> [Description of the task]: Copy out every line exactly, passing over the pictures.

> [Records shown]:
— begin —
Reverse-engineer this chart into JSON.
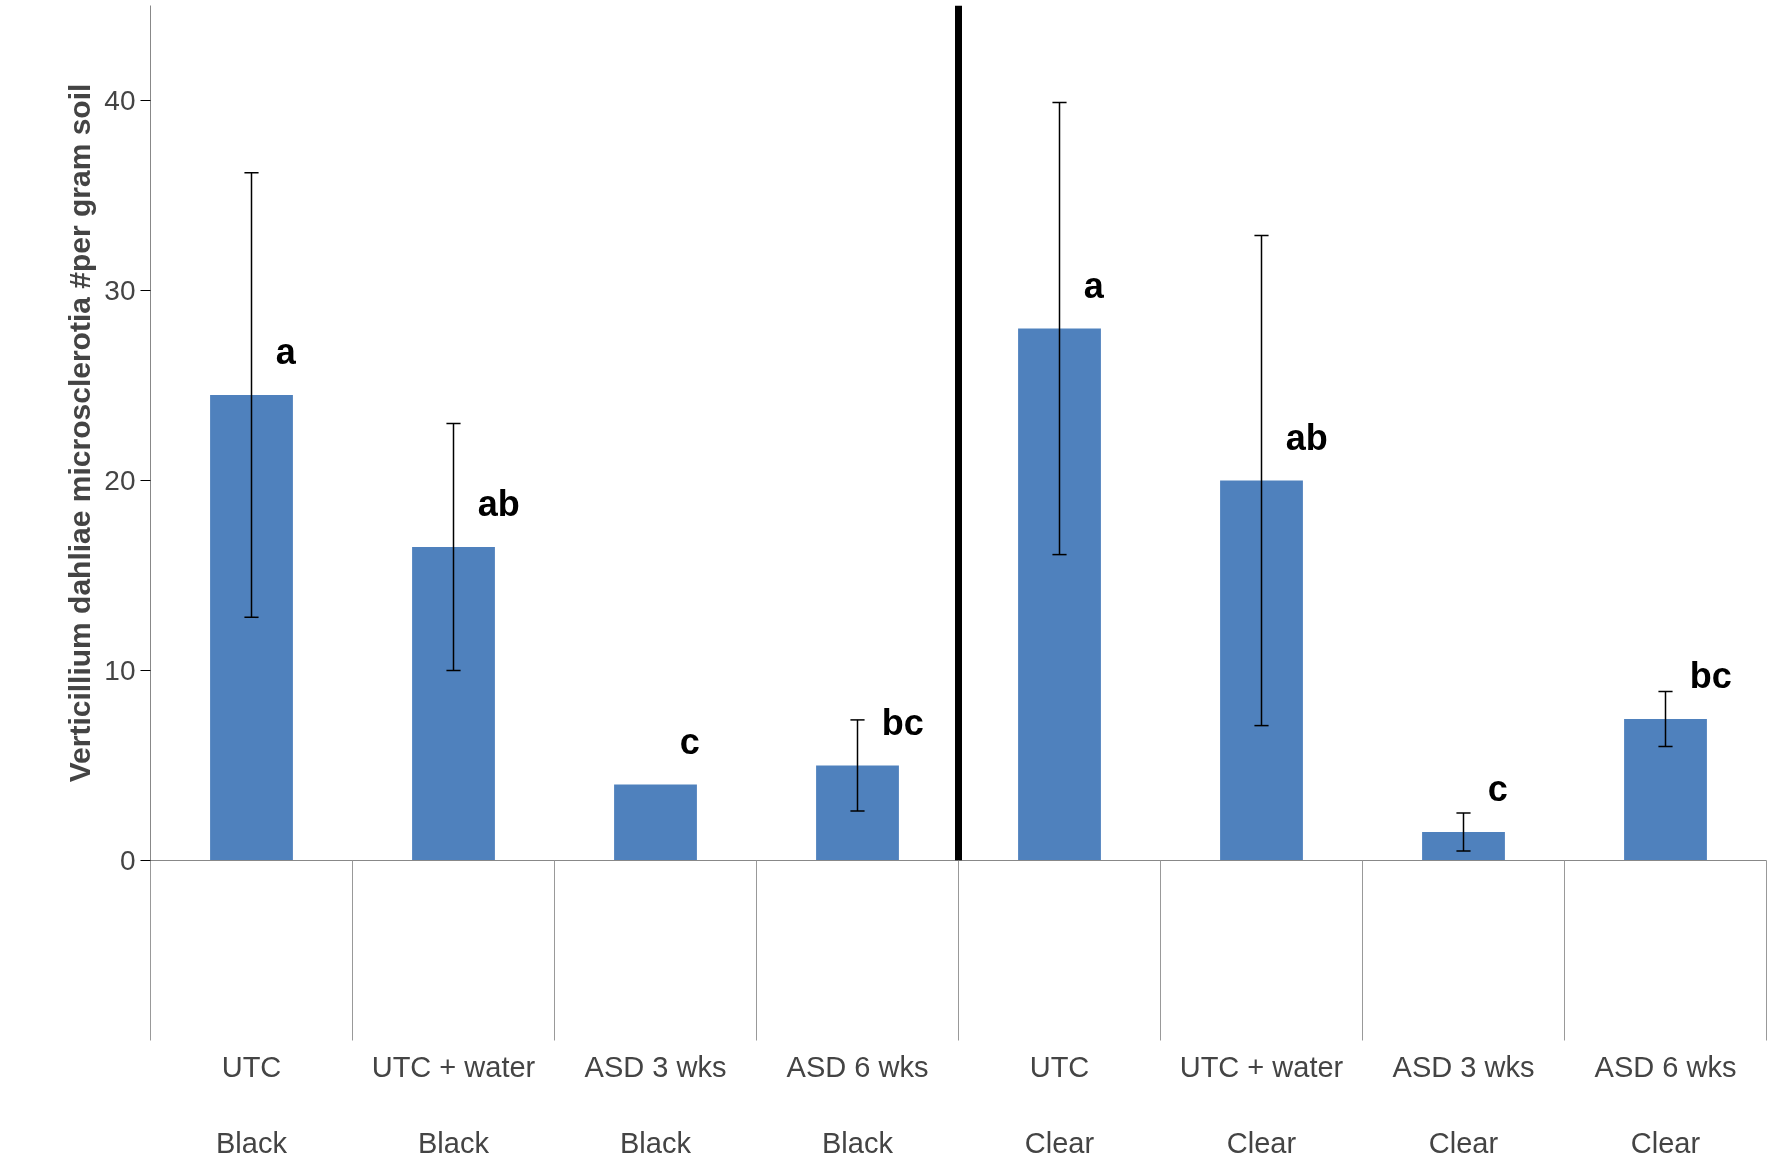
{
  "chart_data": {
    "type": "bar",
    "ylabel": "Verticillium dahliae microsclerotia #per gram soil",
    "categories": [
      "UTC\nBlack",
      "UTC + water\nBlack",
      "ASD 3 wks\nBlack",
      "ASD 6 wks\nBlack",
      "UTC\nClear",
      "UTC + water\nClear",
      "ASD 3 wks\nClear",
      "ASD 6 wks\nClear"
    ],
    "values": [
      24.5,
      16.5,
      4.0,
      5.0,
      28.0,
      20.0,
      1.5,
      7.45
    ],
    "errors": [
      11.7,
      6.5,
      null,
      2.4,
      11.9,
      12.9,
      1.0,
      1.45
    ],
    "value_labels": [
      "a",
      "ab",
      "c",
      "bc",
      "a",
      "ab",
      "c",
      "bc"
    ],
    "color": "#4f81bd",
    "ylim": [
      0,
      45
    ],
    "yticks": [
      0,
      10,
      20,
      30,
      40
    ],
    "grid": false
  }
}
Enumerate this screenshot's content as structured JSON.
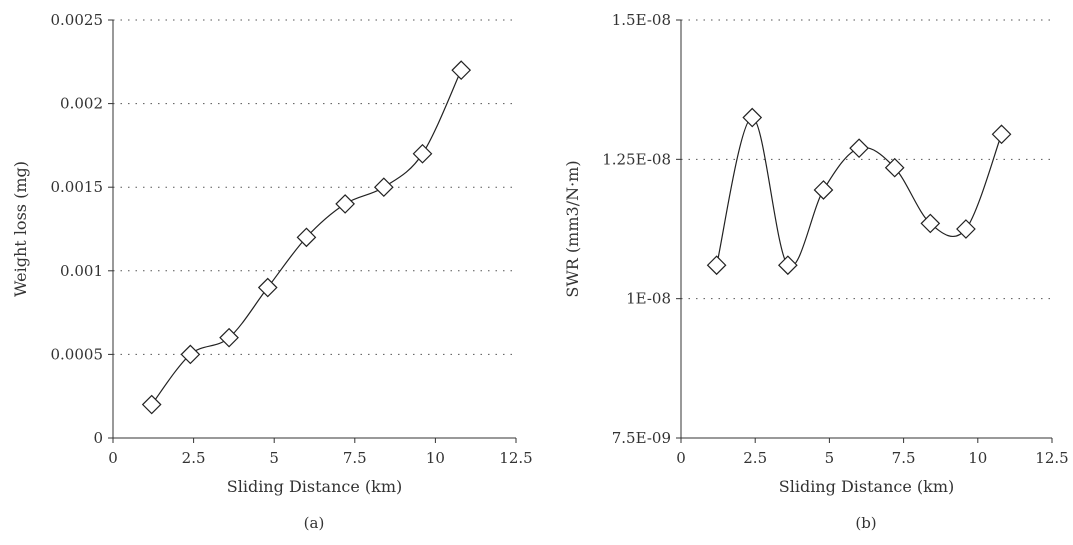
{
  "chart_data": [
    {
      "type": "line",
      "panel_label": "(a)",
      "xlabel": "Sliding Distance (km)",
      "ylabel": "Weight loss (mg)",
      "xlim": [
        0,
        12.5
      ],
      "ylim": [
        0,
        0.0025
      ],
      "x_ticks": [
        "0",
        "2.5",
        "5",
        "7.5",
        "10",
        "12.5"
      ],
      "x_tick_values": [
        0,
        2.5,
        5,
        7.5,
        10,
        12.5
      ],
      "y_ticks": [
        "0",
        "0.0005",
        "0.001",
        "0.0015",
        "0.002",
        "0.0025"
      ],
      "y_tick_values": [
        0,
        0.0005,
        0.001,
        0.0015,
        0.002,
        0.0025
      ],
      "grid": "horizontal dotted",
      "marker": "diamond",
      "smooth": true,
      "x": [
        1.2,
        2.4,
        3.6,
        4.8,
        6.0,
        7.2,
        8.4,
        9.6,
        10.8
      ],
      "y": [
        0.0002,
        0.0005,
        0.0006,
        0.0009,
        0.0012,
        0.0014,
        0.0015,
        0.0017,
        0.0022
      ]
    },
    {
      "type": "line",
      "panel_label": "(b)",
      "xlabel": "Sliding Distance (km)",
      "ylabel": "SWR (mm3/N·m)",
      "xlim": [
        0,
        12.5
      ],
      "ylim": [
        7.5e-09,
        1.5e-08
      ],
      "x_ticks": [
        "0",
        "2.5",
        "5",
        "7.5",
        "10",
        "12.5"
      ],
      "x_tick_values": [
        0,
        2.5,
        5,
        7.5,
        10,
        12.5
      ],
      "y_ticks": [
        "7.5E-09",
        "1E-08",
        "1.25E-08",
        "1.5E-08"
      ],
      "y_tick_values": [
        7.5e-09,
        1e-08,
        1.25e-08,
        1.5e-08
      ],
      "grid": "horizontal dotted",
      "marker": "diamond",
      "smooth": true,
      "x": [
        1.2,
        2.4,
        3.6,
        4.8,
        6.0,
        7.2,
        8.4,
        9.6,
        10.8
      ],
      "y": [
        1.06e-08,
        1.325e-08,
        1.06e-08,
        1.195e-08,
        1.27e-08,
        1.235e-08,
        1.135e-08,
        1.125e-08,
        1.295e-08
      ]
    }
  ]
}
— end —
> [Answer in full]:
Reverse-engineer this chart into JSON.
{
  "chart_data": {
    "type": "bar",
    "ylabel": "Verticillium dahliae microsclerotia #per gram soil",
    "categories": [
      "UTC\nBlack",
      "UTC + water\nBlack",
      "ASD 3 wks\nBlack",
      "ASD 6 wks\nBlack",
      "UTC\nClear",
      "UTC + water\nClear",
      "ASD 3 wks\nClear",
      "ASD 6 wks\nClear"
    ],
    "values": [
      24.5,
      16.5,
      4.0,
      5.0,
      28.0,
      20.0,
      1.5,
      7.45
    ],
    "errors": [
      11.7,
      6.5,
      null,
      2.4,
      11.9,
      12.9,
      1.0,
      1.45
    ],
    "value_labels": [
      "a",
      "ab",
      "c",
      "bc",
      "a",
      "ab",
      "c",
      "bc"
    ],
    "color": "#4f81bd",
    "ylim": [
      0,
      45
    ],
    "yticks": [
      0,
      10,
      20,
      30,
      40
    ],
    "grid": false
  }
}
Enumerate this screenshot's content as structured JSON.
{
  "chart_data": [
    {
      "type": "line",
      "panel_label": "(a)",
      "xlabel": "Sliding Distance (km)",
      "ylabel": "Weight loss (mg)",
      "xlim": [
        0,
        12.5
      ],
      "ylim": [
        0,
        0.0025
      ],
      "x_ticks": [
        "0",
        "2.5",
        "5",
        "7.5",
        "10",
        "12.5"
      ],
      "x_tick_values": [
        0,
        2.5,
        5,
        7.5,
        10,
        12.5
      ],
      "y_ticks": [
        "0",
        "0.0005",
        "0.001",
        "0.0015",
        "0.002",
        "0.0025"
      ],
      "y_tick_values": [
        0,
        0.0005,
        0.001,
        0.0015,
        0.002,
        0.0025
      ],
      "grid": "horizontal dotted",
      "marker": "diamond",
      "smooth": true,
      "x": [
        1.2,
        2.4,
        3.6,
        4.8,
        6.0,
        7.2,
        8.4,
        9.6,
        10.8
      ],
      "y": [
        0.0002,
        0.0005,
        0.0006,
        0.0009,
        0.0012,
        0.0014,
        0.0015,
        0.0017,
        0.0022
      ]
    },
    {
      "type": "line",
      "panel_label": "(b)",
      "xlabel": "Sliding Distance (km)",
      "ylabel": "SWR (mm3/N·m)",
      "xlim": [
        0,
        12.5
      ],
      "ylim": [
        7.5e-09,
        1.5e-08
      ],
      "x_ticks": [
        "0",
        "2.5",
        "5",
        "7.5",
        "10",
        "12.5"
      ],
      "x_tick_values": [
        0,
        2.5,
        5,
        7.5,
        10,
        12.5
      ],
      "y_ticks": [
        "7.5E-09",
        "1E-08",
        "1.25E-08",
        "1.5E-08"
      ],
      "y_tick_values": [
        7.5e-09,
        1e-08,
        1.25e-08,
        1.5e-08
      ],
      "grid": "horizontal dotted",
      "marker": "diamond",
      "smooth": true,
      "x": [
        1.2,
        2.4,
        3.6,
        4.8,
        6.0,
        7.2,
        8.4,
        9.6,
        10.8
      ],
      "y": [
        1.06e-08,
        1.325e-08,
        1.06e-08,
        1.195e-08,
        1.27e-08,
        1.235e-08,
        1.135e-08,
        1.125e-08,
        1.295e-08
      ]
    }
  ]
}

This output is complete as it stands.